[Data entries]
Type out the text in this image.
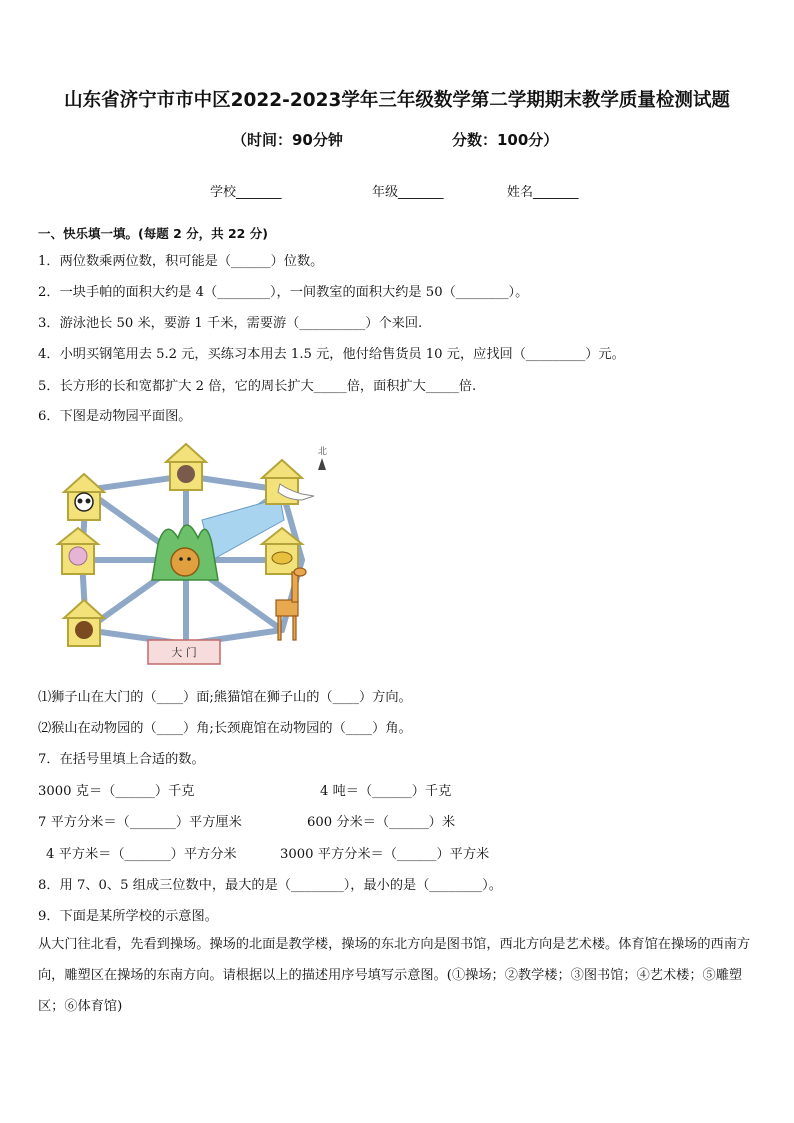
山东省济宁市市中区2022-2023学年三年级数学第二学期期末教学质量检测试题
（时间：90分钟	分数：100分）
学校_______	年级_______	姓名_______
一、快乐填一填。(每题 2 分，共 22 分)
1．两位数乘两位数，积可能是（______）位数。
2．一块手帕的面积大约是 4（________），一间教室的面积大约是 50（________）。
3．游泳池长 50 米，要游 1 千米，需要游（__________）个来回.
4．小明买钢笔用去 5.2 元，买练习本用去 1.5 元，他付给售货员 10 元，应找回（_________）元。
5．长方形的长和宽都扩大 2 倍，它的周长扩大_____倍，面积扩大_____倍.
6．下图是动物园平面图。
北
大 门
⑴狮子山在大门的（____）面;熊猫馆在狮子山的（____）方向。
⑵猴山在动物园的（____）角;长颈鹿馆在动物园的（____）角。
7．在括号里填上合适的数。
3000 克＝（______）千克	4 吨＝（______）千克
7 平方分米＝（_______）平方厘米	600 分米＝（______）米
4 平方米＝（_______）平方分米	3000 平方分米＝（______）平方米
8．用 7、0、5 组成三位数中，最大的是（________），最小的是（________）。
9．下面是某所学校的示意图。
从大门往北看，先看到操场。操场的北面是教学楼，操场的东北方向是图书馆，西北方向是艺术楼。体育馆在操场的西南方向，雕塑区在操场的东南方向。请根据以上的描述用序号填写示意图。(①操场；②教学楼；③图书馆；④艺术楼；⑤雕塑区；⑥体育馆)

__Work instructions__.
Read through the lines above and collect those that contain the string "平方分米".

__Right answer__.
7 平方分米＝（_______）平方厘米	600 分米＝（______）米
4 平方米＝（_______）平方分米	3000 平方分米＝（______）平方米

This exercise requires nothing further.